## WHAT IS BEING ASKED
Go through the listing below and gather every line with the word "Wall".

## GIVEN DATA
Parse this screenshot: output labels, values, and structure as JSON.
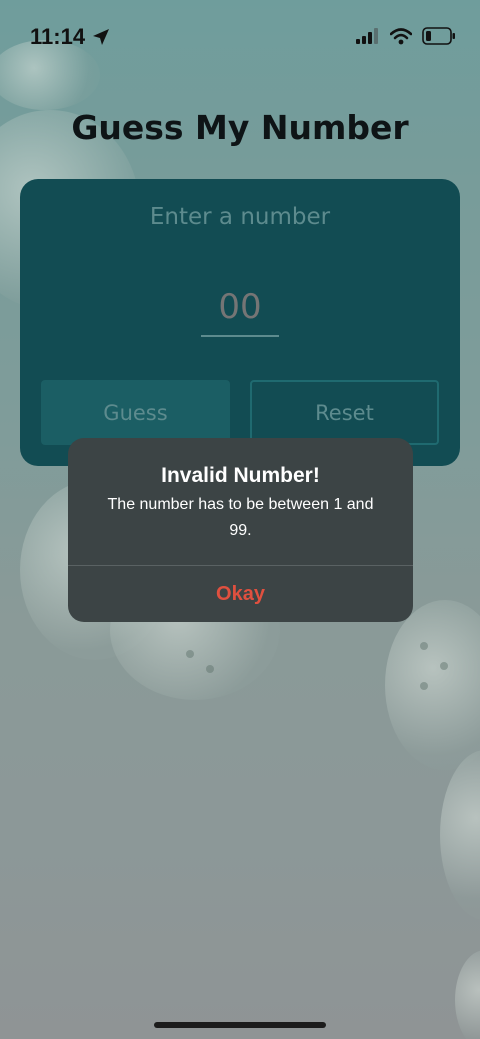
{
  "status_bar": {
    "time": "11:14",
    "icons": [
      "location-arrow-icon",
      "signal-icon",
      "wifi-icon",
      "battery-icon"
    ]
  },
  "title": "Guess My Number",
  "card": {
    "label": "Enter a number",
    "input_placeholder": "00",
    "guess_label": "Guess",
    "reset_label": "Reset"
  },
  "alert": {
    "title": "Invalid Number!",
    "message": "The number has to be between 1 and 99.",
    "button_label": "Okay"
  },
  "colors": {
    "card": "#124c53",
    "alert_bg": "#3c4445",
    "alert_button": "#e0503f"
  }
}
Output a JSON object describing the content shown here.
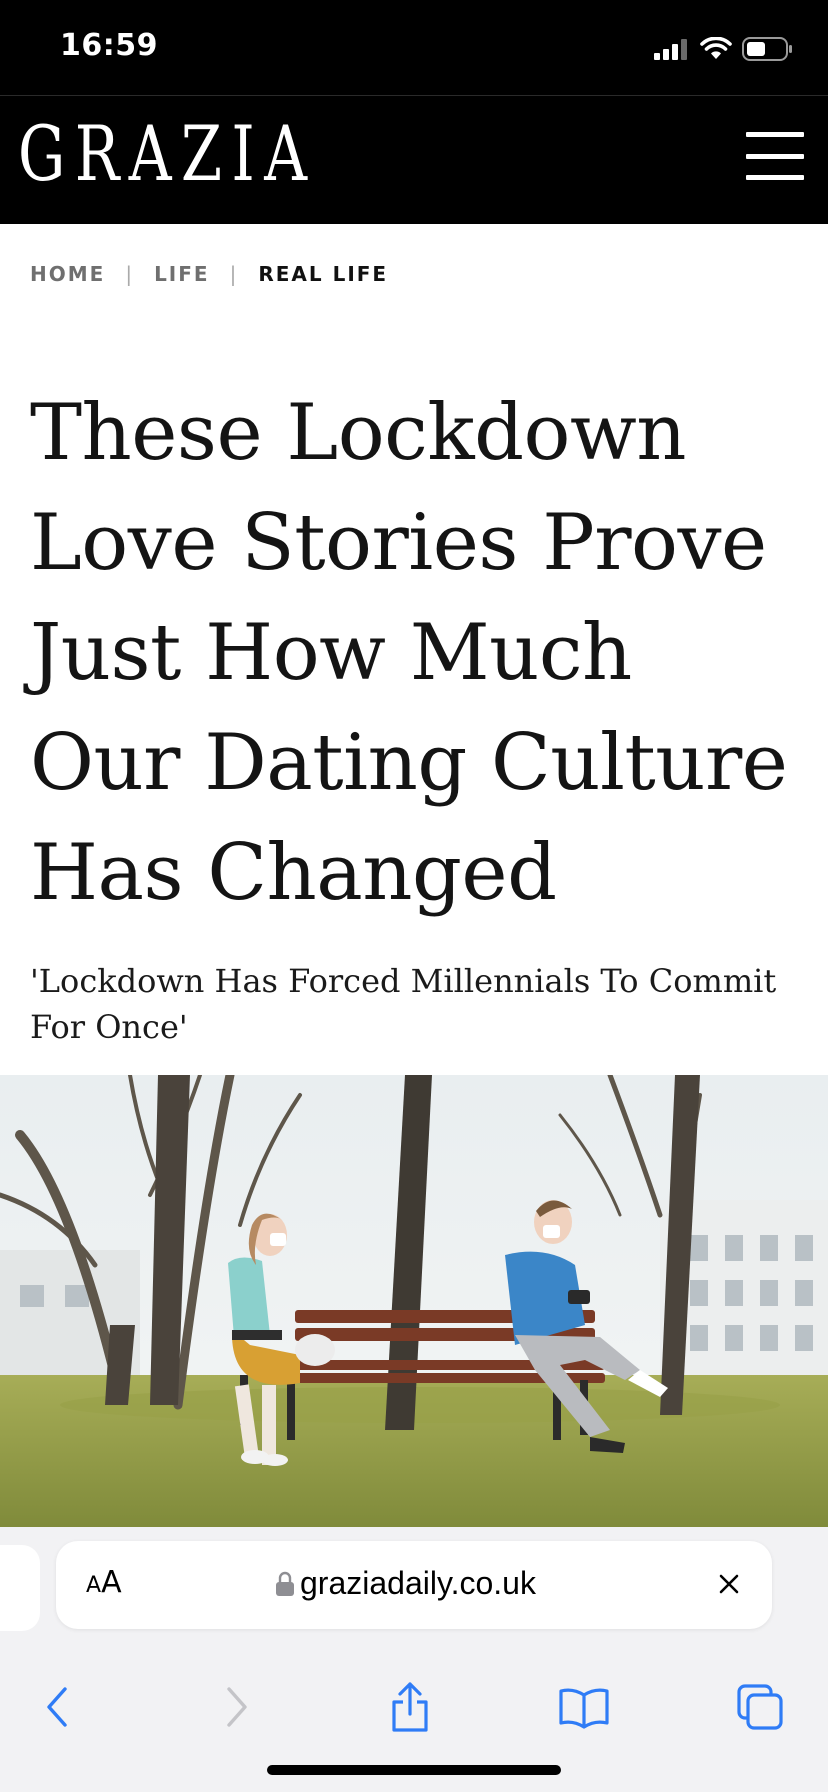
{
  "status_bar": {
    "time": "16:59",
    "icons": [
      "cellular-signal-icon",
      "wifi-icon",
      "battery-icon"
    ]
  },
  "header": {
    "logo": "GRAZIA",
    "menu_icon": "hamburger-menu-icon"
  },
  "breadcrumb": {
    "items": [
      "HOME",
      "LIFE",
      "REAL LIFE"
    ],
    "separator": "|"
  },
  "article": {
    "headline_lines": [
      "These Lockdown",
      "Love Stories Prove",
      "Just How Much",
      "Our Dating Culture",
      "Has Changed"
    ],
    "standfirst_lines": [
      "'Lockdown Has Forced Millennials To Commit",
      "For Once'"
    ]
  },
  "browser": {
    "text_size_small": "A",
    "text_size_large": "A",
    "url": "graziadaily.co.uk",
    "toolbar_icons": [
      "back-icon",
      "forward-icon",
      "share-icon",
      "bookmarks-icon",
      "tabs-icon"
    ]
  },
  "colors": {
    "header_bg": "#000000",
    "accent_blue": "#2f7cf6",
    "disabled_grey": "#c4c4c8",
    "browser_bg": "#f2f2f4"
  }
}
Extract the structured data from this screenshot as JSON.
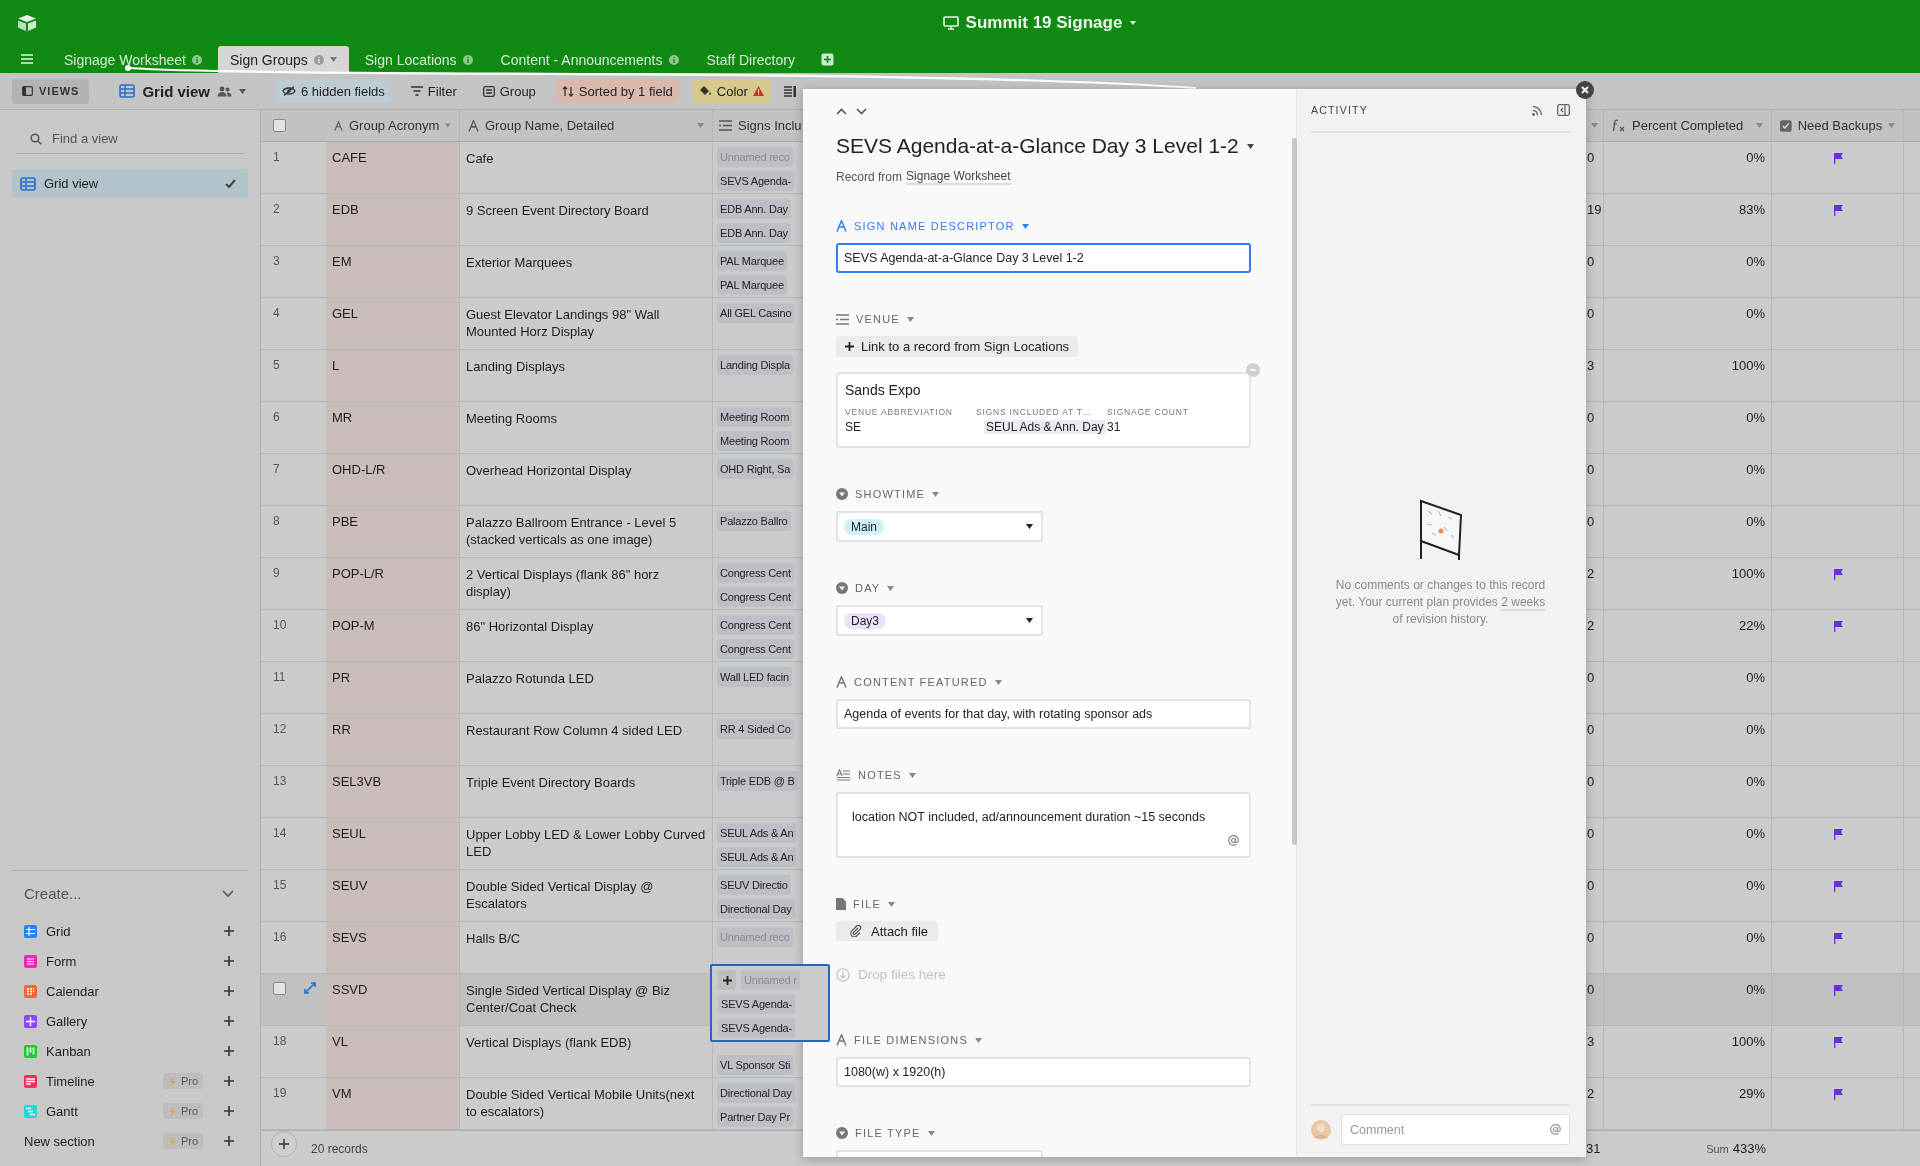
{
  "app": {
    "title": "Summit 19 Signage"
  },
  "tabs": [
    {
      "label": "Signage Worksheet",
      "selected": false,
      "info": true,
      "menu": false
    },
    {
      "label": "Sign Groups",
      "selected": true,
      "info": true,
      "menu": true
    },
    {
      "label": "Sign Locations",
      "selected": false,
      "info": true,
      "menu": false
    },
    {
      "label": "Content - Announcements",
      "selected": false,
      "info": true,
      "menu": false
    },
    {
      "label": "Staff Directory",
      "selected": false,
      "info": false,
      "menu": false
    }
  ],
  "toolbar": {
    "views_button": "VIEWS",
    "view_name": "Grid view",
    "items": [
      {
        "kind": "hidden",
        "label": "6 hidden fields",
        "color": "#bccbd4"
      },
      {
        "kind": "filter",
        "label": "Filter"
      },
      {
        "kind": "group",
        "label": "Group"
      },
      {
        "kind": "sort",
        "label": "Sorted by 1 field",
        "color": "#d9b9ae"
      },
      {
        "kind": "color",
        "label": "Color",
        "color": "#d6c98b",
        "warning": true
      },
      {
        "kind": "row-height"
      }
    ]
  },
  "sidebar": {
    "search": {
      "placeholder": "Find a view"
    },
    "views": [
      {
        "label": "Grid view",
        "selected": true
      }
    ],
    "create": {
      "label": "Create...",
      "items": [
        {
          "kind": "grid",
          "label": "Grid",
          "color": "#2d7ff9"
        },
        {
          "kind": "form",
          "label": "Form",
          "color": "#e929ba"
        },
        {
          "kind": "calendar",
          "label": "Calendar",
          "color": "#f7653b"
        },
        {
          "kind": "gallery",
          "label": "Gallery",
          "color": "#8b46ff"
        },
        {
          "kind": "kanban",
          "label": "Kanban",
          "color": "#20c933"
        },
        {
          "kind": "timeline",
          "label": "Timeline",
          "color": "#f82b60",
          "badge": "Pro"
        },
        {
          "kind": "gantt",
          "label": "Gantt",
          "color": "#20d9d2",
          "badge": "Pro"
        },
        {
          "kind": "section",
          "label": "New section",
          "badge": "Pro"
        }
      ]
    }
  },
  "grid": {
    "select_all": {
      "checked": false
    },
    "columns": {
      "acronym": "Group Acronym",
      "name": "Group Name, Detailed",
      "signs": "Signs Inclu",
      "percent": "Percent Completed",
      "backups": "Need Backups"
    },
    "rows": [
      {
        "number": "1",
        "hovered": false,
        "acronym": "CAFE",
        "name": "Cafe",
        "signs": [
          {
            "text": "Unnamed reco",
            "unnamed": true
          },
          {
            "text": "SEVS Agenda-",
            "unnamed": false
          }
        ],
        "count": "0",
        "percent": "0%",
        "flagged": true
      },
      {
        "number": "2",
        "hovered": false,
        "acronym": "EDB",
        "name": "9 Screen Event Directory Board",
        "signs": [
          {
            "text": "EDB Ann. Day",
            "unnamed": false
          },
          {
            "text": "EDB Ann. Day",
            "unnamed": false
          }
        ],
        "count": "19",
        "percent": "83%",
        "flagged": true
      },
      {
        "number": "3",
        "hovered": false,
        "acronym": "EM",
        "name": "Exterior Marquees",
        "signs": [
          {
            "text": "PAL Marquee",
            "unnamed": false
          },
          {
            "text": "PAL Marquee",
            "unnamed": false
          }
        ],
        "count": "0",
        "percent": "0%",
        "flagged": false
      },
      {
        "number": "4",
        "hovered": false,
        "acronym": "GEL",
        "name": "Guest Elevator Landings 98\" Wall Mounted Horz Display",
        "signs": [
          {
            "text": "All GEL Casino",
            "unnamed": false
          }
        ],
        "count": "0",
        "percent": "0%",
        "flagged": false
      },
      {
        "number": "5",
        "hovered": false,
        "acronym": "L",
        "name": "Landing Displays",
        "signs": [
          {
            "text": "Landing Displa",
            "unnamed": false
          }
        ],
        "count": "3",
        "percent": "100%",
        "flagged": false
      },
      {
        "number": "6",
        "hovered": false,
        "acronym": "MR",
        "name": "Meeting Rooms",
        "signs": [
          {
            "text": "Meeting Room",
            "unnamed": false
          },
          {
            "text": "Meeting Room",
            "unnamed": false
          }
        ],
        "count": "0",
        "percent": "0%",
        "flagged": false
      },
      {
        "number": "7",
        "hovered": false,
        "acronym": "OHD-L/R",
        "name": "Overhead Horizontal Display",
        "signs": [
          {
            "text": "OHD Right, Sa",
            "unnamed": false
          }
        ],
        "count": "0",
        "percent": "0%",
        "flagged": false
      },
      {
        "number": "8",
        "hovered": false,
        "acronym": "PBE",
        "name": "Palazzo Ballroom Entrance - Level 5 (stacked verticals as one image)",
        "signs": [
          {
            "text": "Palazzo Ballro",
            "unnamed": false
          }
        ],
        "count": "0",
        "percent": "0%",
        "flagged": false
      },
      {
        "number": "9",
        "hovered": false,
        "acronym": "POP-L/R",
        "name": "2 Vertical Displays (flank 86\" horz display)",
        "signs": [
          {
            "text": "Congress Cent",
            "unnamed": false
          },
          {
            "text": "Congress Cent",
            "unnamed": false
          }
        ],
        "count": "2",
        "percent": "100%",
        "flagged": true
      },
      {
        "number": "10",
        "hovered": false,
        "acronym": "POP-M",
        "name": "86\" Horizontal Display",
        "signs": [
          {
            "text": "Congress Cent",
            "unnamed": false
          },
          {
            "text": "Congress Cent",
            "unnamed": false
          }
        ],
        "count": "2",
        "percent": "22%",
        "flagged": true
      },
      {
        "number": "11",
        "hovered": false,
        "acronym": "PR",
        "name": "Palazzo Rotunda LED",
        "signs": [
          {
            "text": "Wall LED facin",
            "unnamed": false
          }
        ],
        "count": "0",
        "percent": "0%",
        "flagged": false
      },
      {
        "number": "12",
        "hovered": false,
        "acronym": "RR",
        "name": "Restaurant Row Column 4 sided LED",
        "signs": [
          {
            "text": "RR 4 Sided Co",
            "unnamed": false
          }
        ],
        "count": "0",
        "percent": "0%",
        "flagged": false
      },
      {
        "number": "13",
        "hovered": false,
        "acronym": "SEL3VB",
        "name": "Triple Event Directory Boards",
        "signs": [
          {
            "text": "Triple EDB @ B",
            "unnamed": false
          }
        ],
        "count": "0",
        "percent": "0%",
        "flagged": false
      },
      {
        "number": "14",
        "hovered": false,
        "acronym": "SEUL",
        "name": "Upper Lobby LED & Lower Lobby Curved LED",
        "signs": [
          {
            "text": "SEUL Ads & An",
            "unnamed": false
          },
          {
            "text": "SEUL Ads & An",
            "unnamed": false
          }
        ],
        "count": "0",
        "percent": "0%",
        "flagged": true
      },
      {
        "number": "15",
        "hovered": false,
        "acronym": "SEUV",
        "name": "Double Sided Vertical Display @ Escalators",
        "signs": [
          {
            "text": "SEUV Directio",
            "unnamed": false
          },
          {
            "text": "Directional Day",
            "unnamed": false
          }
        ],
        "count": "0",
        "percent": "0%",
        "flagged": true
      },
      {
        "number": "16",
        "hovered": false,
        "acronym": "SEVS",
        "name": "Halls B/C",
        "signs": [
          {
            "text": "Unnamed reco",
            "unnamed": true
          }
        ],
        "count": "0",
        "percent": "0%",
        "flagged": true
      },
      {
        "hovered": true,
        "checked": false,
        "editing": true,
        "acronym": "SSVD",
        "name": "Single Sided Vertical Display @ Biz Center/Coat Check",
        "signs": [
          {
            "text": "Unnamed r",
            "unnamed": true
          },
          {
            "text": "SEVS Agenda-",
            "unnamed": false
          },
          {
            "text": "SEVS Agenda-",
            "unnamed": false
          }
        ],
        "count": "0",
        "percent": "0%",
        "flagged": true
      },
      {
        "number": "18",
        "hovered": false,
        "acronym": "VL",
        "name": "Vertical Displays (flank EDB)",
        "signs": [
          {
            "text": "VL Sponsor Sti",
            "unnamed": false
          }
        ],
        "count": "3",
        "percent": "100%",
        "flagged": true
      },
      {
        "number": "19",
        "hovered": false,
        "acronym": "VM",
        "name": "Double Sided Vertical Mobile Units(next to escalators)",
        "signs": [
          {
            "text": "Directional Day",
            "unnamed": false
          },
          {
            "text": "Partner Day Pr",
            "unnamed": false
          }
        ],
        "count": "2",
        "percent": "29%",
        "flagged": true
      }
    ],
    "footer": {
      "records": "20 records",
      "count_total": "31",
      "sum_label": "Sum",
      "sum": "433%"
    }
  },
  "record": {
    "title": "SEVS Agenda-at-a-Glance Day 3 Level 1-2",
    "source_prefix": "Record from",
    "source": "Signage Worksheet",
    "fields": [
      {
        "kind": "text",
        "label": "SIGN NAME DESCRIPTOR",
        "focused": true,
        "value": "SEVS Agenda-at-a-Glance Day 3 Level 1-2"
      },
      {
        "kind": "link",
        "label": "VENUE",
        "button": "Link to a record from Sign Locations",
        "card": {
          "title": "Sands Expo",
          "fields": [
            {
              "label": "VENUE ABBREVIATION",
              "value": "SE",
              "chip": false
            },
            {
              "label": "SIGNS INCLUDED AT T…",
              "value": "SEUL Ads & Ann. Day",
              "chip": true
            },
            {
              "label": "SIGNAGE COUNT",
              "value": "31",
              "chip": false
            }
          ]
        }
      },
      {
        "kind": "select",
        "label": "SHOWTIME",
        "value": "Main",
        "color": "#d0f0fd"
      },
      {
        "kind": "select",
        "label": "DAY",
        "value": "Day3",
        "color": "#ede2fe"
      },
      {
        "kind": "text",
        "label": "CONTENT FEATURED",
        "focused": false,
        "value": "Agenda of events for that day, with rotating sponsor ads"
      },
      {
        "kind": "long-text",
        "label": "NOTES",
        "value": "location NOT included, ad/announcement duration ~15 seconds"
      },
      {
        "kind": "attachment",
        "label": "FILE",
        "button": "Attach file",
        "drop_hint": "Drop files here"
      },
      {
        "kind": "text",
        "label": "FILE DIMENSIONS",
        "focused": false,
        "value": "1080(w) x 1920(h)"
      },
      {
        "kind": "select",
        "label": "FILE TYPE"
      }
    ]
  },
  "activity": {
    "title": "ACTIVITY",
    "message_before": "No comments or changes to this record yet. Your current plan provides",
    "link": "2 weeks",
    "message_after": "of revision history.",
    "comment": {
      "placeholder": "Comment"
    }
  }
}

## THE RESPONSE
        "name": "Guest Elevator Landings 98\" Wall Mounted Horz Display",
            "text": "Wall LED facin",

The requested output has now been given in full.